- Your objective -
Copy out lines with the word "icon" from the material that follows.

- Data in this exercise -
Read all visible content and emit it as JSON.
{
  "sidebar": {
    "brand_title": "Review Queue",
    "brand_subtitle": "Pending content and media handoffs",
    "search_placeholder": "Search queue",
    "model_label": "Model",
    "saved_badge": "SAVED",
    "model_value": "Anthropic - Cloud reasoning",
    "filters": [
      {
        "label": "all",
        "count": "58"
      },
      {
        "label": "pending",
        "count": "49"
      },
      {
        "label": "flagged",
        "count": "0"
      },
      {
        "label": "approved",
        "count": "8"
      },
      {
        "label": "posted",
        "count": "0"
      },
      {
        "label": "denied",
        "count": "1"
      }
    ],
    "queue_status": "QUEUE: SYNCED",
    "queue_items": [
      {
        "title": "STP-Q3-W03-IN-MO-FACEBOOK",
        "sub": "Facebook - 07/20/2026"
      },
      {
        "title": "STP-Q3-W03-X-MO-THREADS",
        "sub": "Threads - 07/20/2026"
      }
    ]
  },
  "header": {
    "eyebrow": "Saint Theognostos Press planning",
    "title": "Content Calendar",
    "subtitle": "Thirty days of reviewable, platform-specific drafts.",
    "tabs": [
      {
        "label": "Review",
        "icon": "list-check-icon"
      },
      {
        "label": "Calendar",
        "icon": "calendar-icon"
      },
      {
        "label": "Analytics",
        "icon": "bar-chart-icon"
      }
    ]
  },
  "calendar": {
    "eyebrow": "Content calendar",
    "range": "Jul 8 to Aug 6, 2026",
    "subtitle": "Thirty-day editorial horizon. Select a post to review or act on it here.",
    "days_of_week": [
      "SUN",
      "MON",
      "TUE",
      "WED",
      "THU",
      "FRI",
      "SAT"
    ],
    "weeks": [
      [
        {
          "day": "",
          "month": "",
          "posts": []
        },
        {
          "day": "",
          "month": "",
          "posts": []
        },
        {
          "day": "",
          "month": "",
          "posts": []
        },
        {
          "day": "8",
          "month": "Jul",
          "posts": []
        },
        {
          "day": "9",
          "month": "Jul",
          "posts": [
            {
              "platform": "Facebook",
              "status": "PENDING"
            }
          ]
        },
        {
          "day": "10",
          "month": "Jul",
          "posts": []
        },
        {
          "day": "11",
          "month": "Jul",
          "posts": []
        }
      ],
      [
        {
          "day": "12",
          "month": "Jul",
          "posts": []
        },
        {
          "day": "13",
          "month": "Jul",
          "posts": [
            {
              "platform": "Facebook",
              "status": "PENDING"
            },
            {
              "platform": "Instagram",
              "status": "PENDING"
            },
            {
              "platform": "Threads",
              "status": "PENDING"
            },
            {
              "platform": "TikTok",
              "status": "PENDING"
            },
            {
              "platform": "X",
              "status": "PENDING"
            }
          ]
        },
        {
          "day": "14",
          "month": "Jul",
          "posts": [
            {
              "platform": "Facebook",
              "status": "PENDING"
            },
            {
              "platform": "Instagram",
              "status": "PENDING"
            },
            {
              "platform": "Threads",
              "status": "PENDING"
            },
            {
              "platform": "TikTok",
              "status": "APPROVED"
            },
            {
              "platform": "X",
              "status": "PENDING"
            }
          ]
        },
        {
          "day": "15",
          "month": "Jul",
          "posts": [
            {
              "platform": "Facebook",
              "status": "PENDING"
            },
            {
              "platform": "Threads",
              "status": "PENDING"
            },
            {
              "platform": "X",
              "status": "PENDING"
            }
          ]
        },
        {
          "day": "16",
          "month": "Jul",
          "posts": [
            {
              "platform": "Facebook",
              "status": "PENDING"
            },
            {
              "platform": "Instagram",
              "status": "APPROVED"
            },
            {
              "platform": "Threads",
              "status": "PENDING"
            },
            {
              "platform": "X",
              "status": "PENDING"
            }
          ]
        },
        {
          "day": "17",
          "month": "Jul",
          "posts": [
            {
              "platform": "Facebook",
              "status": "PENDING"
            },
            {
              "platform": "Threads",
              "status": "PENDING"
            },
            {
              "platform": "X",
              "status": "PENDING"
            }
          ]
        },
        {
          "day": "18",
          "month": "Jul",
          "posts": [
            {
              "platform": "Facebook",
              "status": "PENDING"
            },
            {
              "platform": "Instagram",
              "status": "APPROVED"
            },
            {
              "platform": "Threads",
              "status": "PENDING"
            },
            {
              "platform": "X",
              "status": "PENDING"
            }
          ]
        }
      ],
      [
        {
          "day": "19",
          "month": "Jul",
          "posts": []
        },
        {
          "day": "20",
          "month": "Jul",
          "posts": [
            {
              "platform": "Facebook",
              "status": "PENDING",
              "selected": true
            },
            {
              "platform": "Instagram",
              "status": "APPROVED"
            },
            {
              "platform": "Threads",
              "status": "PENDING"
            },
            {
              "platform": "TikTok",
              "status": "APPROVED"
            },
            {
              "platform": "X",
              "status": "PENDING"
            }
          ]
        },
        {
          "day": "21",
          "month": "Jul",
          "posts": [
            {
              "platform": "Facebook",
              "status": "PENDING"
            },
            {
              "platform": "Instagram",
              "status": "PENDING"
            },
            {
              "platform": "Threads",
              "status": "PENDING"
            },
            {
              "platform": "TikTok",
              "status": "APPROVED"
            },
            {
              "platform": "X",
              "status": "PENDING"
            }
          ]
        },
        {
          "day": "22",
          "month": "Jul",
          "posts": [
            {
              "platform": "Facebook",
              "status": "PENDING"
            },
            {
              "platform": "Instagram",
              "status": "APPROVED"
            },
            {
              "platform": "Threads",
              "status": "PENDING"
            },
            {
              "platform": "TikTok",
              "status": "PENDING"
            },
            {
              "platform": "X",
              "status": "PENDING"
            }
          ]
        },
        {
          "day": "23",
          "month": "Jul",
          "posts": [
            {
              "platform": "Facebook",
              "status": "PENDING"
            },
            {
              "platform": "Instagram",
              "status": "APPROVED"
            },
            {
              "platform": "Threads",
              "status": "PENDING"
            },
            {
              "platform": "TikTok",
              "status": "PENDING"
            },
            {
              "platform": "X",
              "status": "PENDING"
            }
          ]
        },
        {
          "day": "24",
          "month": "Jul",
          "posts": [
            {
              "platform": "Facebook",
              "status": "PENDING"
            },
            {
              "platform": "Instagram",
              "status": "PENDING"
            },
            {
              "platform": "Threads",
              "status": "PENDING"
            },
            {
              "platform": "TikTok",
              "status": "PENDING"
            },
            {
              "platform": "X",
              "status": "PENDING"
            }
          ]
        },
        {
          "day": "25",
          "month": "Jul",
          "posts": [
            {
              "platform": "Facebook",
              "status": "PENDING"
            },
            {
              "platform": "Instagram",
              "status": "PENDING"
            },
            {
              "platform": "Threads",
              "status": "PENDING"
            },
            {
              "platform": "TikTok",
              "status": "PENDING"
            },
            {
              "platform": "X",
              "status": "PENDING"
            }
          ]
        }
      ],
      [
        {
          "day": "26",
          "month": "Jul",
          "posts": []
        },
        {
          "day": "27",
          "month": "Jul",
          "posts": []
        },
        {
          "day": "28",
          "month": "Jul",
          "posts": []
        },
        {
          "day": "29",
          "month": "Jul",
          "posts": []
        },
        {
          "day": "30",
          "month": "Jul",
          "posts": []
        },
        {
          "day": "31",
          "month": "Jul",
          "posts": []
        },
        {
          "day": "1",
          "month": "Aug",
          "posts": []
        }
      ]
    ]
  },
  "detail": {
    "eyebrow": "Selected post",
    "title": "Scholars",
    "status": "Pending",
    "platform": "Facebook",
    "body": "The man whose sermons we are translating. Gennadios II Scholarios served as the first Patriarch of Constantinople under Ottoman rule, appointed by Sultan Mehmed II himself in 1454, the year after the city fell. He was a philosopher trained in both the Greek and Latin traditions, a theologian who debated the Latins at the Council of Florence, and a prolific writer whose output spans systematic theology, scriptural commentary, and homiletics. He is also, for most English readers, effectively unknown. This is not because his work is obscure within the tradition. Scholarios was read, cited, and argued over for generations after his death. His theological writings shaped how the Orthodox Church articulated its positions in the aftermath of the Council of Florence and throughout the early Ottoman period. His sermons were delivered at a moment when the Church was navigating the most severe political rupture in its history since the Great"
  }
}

- Exercise solution -
        "icon": "list-check-icon"
        "icon": "calendar-icon"
        "icon": "bar-chart-icon"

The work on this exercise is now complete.